>> BEGIN

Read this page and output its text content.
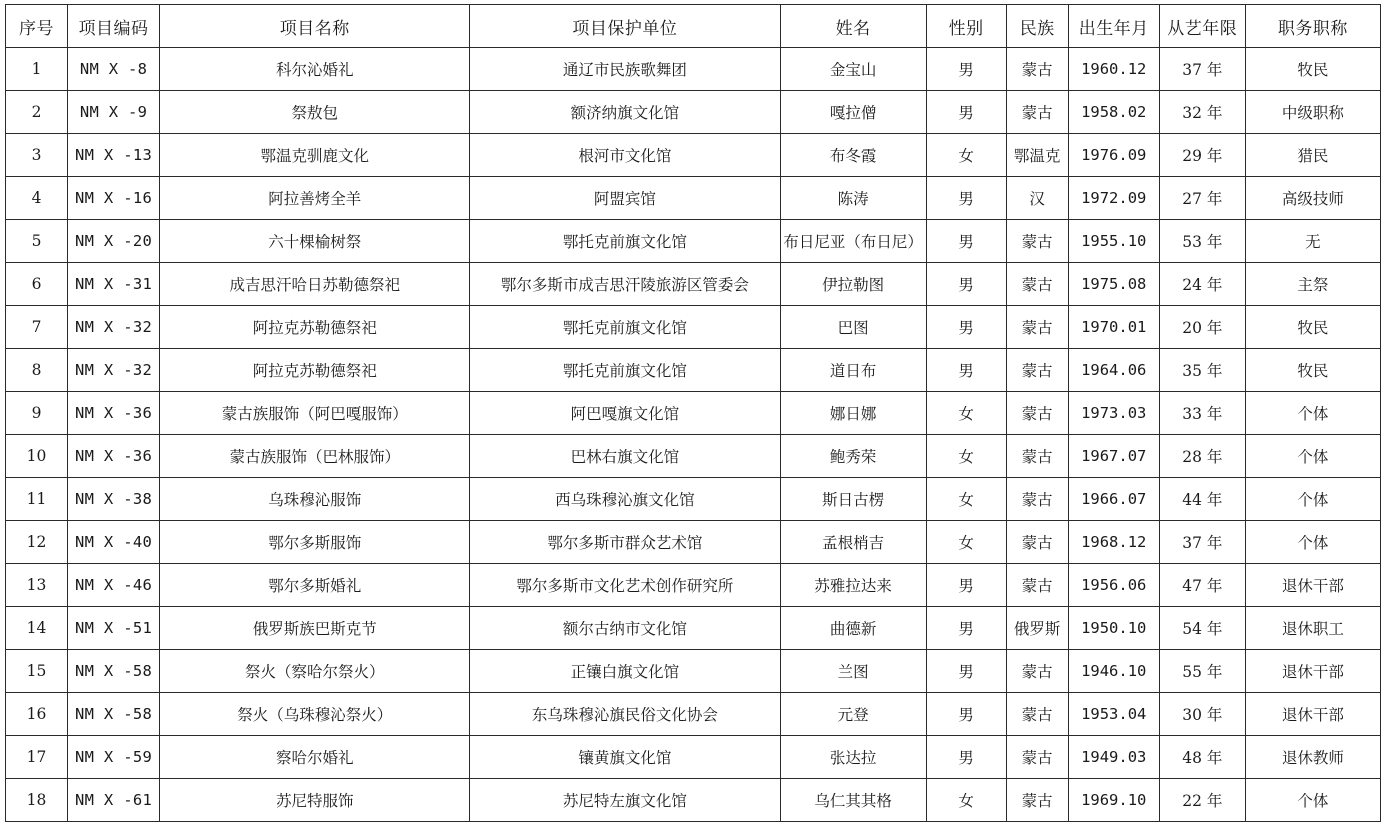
序号	项目编码	项目名称	项目保护单位	姓名	性别	民族	出生年月	从艺年限	职务职称
1	NM X -8	科尔沁婚礼	通辽市民族歌舞团	金宝山	男	蒙古	1960.12	37 年	牧民
2	NM X -9	祭敖包	额济纳旗文化馆	嘎拉僧	男	蒙古	1958.02	32 年	中级职称
3	NM X -13	鄂温克驯鹿文化	根河市文化馆	布冬霞	女	鄂温克	1976.09	29 年	猎民
4	NM X -16	阿拉善烤全羊	阿盟宾馆	陈涛	男	汉	1972.09	27 年	高级技师
5	NM X -20	六十棵榆树祭	鄂托克前旗文化馆	布日尼亚（布日尼）	男	蒙古	1955.10	53 年	无
6	NM X -31	成吉思汗哈日苏勒德祭祀	鄂尔多斯市成吉思汗陵旅游区管委会	伊拉勒图	男	蒙古	1975.08	24 年	主祭
7	NM X -32	阿拉克苏勒德祭祀	鄂托克前旗文化馆	巴图	男	蒙古	1970.01	20 年	牧民
8	NM X -32	阿拉克苏勒德祭祀	鄂托克前旗文化馆	道日布	男	蒙古	1964.06	35 年	牧民
9	NM X -36	蒙古族服饰（阿巴嘎服饰）	阿巴嘎旗文化馆	娜日娜	女	蒙古	1973.03	33 年	个体
10	NM X -36	蒙古族服饰（巴林服饰）	巴林右旗文化馆	鲍秀荣	女	蒙古	1967.07	28 年	个体
11	NM X -38	乌珠穆沁服饰	西乌珠穆沁旗文化馆	斯日古楞	女	蒙古	1966.07	44 年	个体
12	NM X -40	鄂尔多斯服饰	鄂尔多斯市群众艺术馆	孟根梢吉	女	蒙古	1968.12	37 年	个体
13	NM X -46	鄂尔多斯婚礼	鄂尔多斯市文化艺术创作研究所	苏雅拉达来	男	蒙古	1956.06	47 年	退休干部
14	NM X -51	俄罗斯族巴斯克节	额尔古纳市文化馆	曲德新	男	俄罗斯	1950.10	54 年	退休职工
15	NM X -58	祭火（察哈尔祭火）	正镶白旗文化馆	兰图	男	蒙古	1946.10	55 年	退休干部
16	NM X -58	祭火（乌珠穆沁祭火）	东乌珠穆沁旗民俗文化协会	元登	男	蒙古	1953.04	30 年	退休干部
17	NM X -59	察哈尔婚礼	镶黄旗文化馆	张达拉	男	蒙古	1949.03	48 年	退休教师
18	NM X -61	苏尼特服饰	苏尼特左旗文化馆	乌仁其其格	女	蒙古	1969.10	22 年	个体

>> END

Task: Repeat each entry precisely as it appears. Leave the pictures out.

Result of this task:
Read this page and output its text content.
序号	项目编码	项目名称	项目保护单位	姓名	性别	民族	出生年月	从艺年限	职务职称
1	NM X -8	科尔沁婚礼	通辽市民族歌舞团	金宝山	男	蒙古	1960.12	37 年	牧民
2	NM X -9	祭敖包	额济纳旗文化馆	嘎拉僧	男	蒙古	1958.02	32 年	中级职称
3	NM X -13	鄂温克驯鹿文化	根河市文化馆	布冬霞	女	鄂温克	1976.09	29 年	猎民
4	NM X -16	阿拉善烤全羊	阿盟宾馆	陈涛	男	汉	1972.09	27 年	高级技师
5	NM X -20	六十棵榆树祭	鄂托克前旗文化馆	布日尼亚（布日尼）	男	蒙古	1955.10	53 年	无
6	NM X -31	成吉思汗哈日苏勒德祭祀	鄂尔多斯市成吉思汗陵旅游区管委会	伊拉勒图	男	蒙古	1975.08	24 年	主祭
7	NM X -32	阿拉克苏勒德祭祀	鄂托克前旗文化馆	巴图	男	蒙古	1970.01	20 年	牧民
8	NM X -32	阿拉克苏勒德祭祀	鄂托克前旗文化馆	道日布	男	蒙古	1964.06	35 年	牧民
9	NM X -36	蒙古族服饰（阿巴嘎服饰）	阿巴嘎旗文化馆	娜日娜	女	蒙古	1973.03	33 年	个体
10	NM X -36	蒙古族服饰（巴林服饰）	巴林右旗文化馆	鲍秀荣	女	蒙古	1967.07	28 年	个体
11	NM X -38	乌珠穆沁服饰	西乌珠穆沁旗文化馆	斯日古楞	女	蒙古	1966.07	44 年	个体
12	NM X -40	鄂尔多斯服饰	鄂尔多斯市群众艺术馆	孟根梢吉	女	蒙古	1968.12	37 年	个体
13	NM X -46	鄂尔多斯婚礼	鄂尔多斯市文化艺术创作研究所	苏雅拉达来	男	蒙古	1956.06	47 年	退休干部
14	NM X -51	俄罗斯族巴斯克节	额尔古纳市文化馆	曲德新	男	俄罗斯	1950.10	54 年	退休职工
15	NM X -58	祭火（察哈尔祭火）	正镶白旗文化馆	兰图	男	蒙古	1946.10	55 年	退休干部
16	NM X -58	祭火（乌珠穆沁祭火）	东乌珠穆沁旗民俗文化协会	元登	男	蒙古	1953.04	30 年	退休干部
17	NM X -59	察哈尔婚礼	镶黄旗文化馆	张达拉	男	蒙古	1949.03	48 年	退休教师
18	NM X -61	苏尼特服饰	苏尼特左旗文化馆	乌仁其其格	女	蒙古	1969.10	22 年	个体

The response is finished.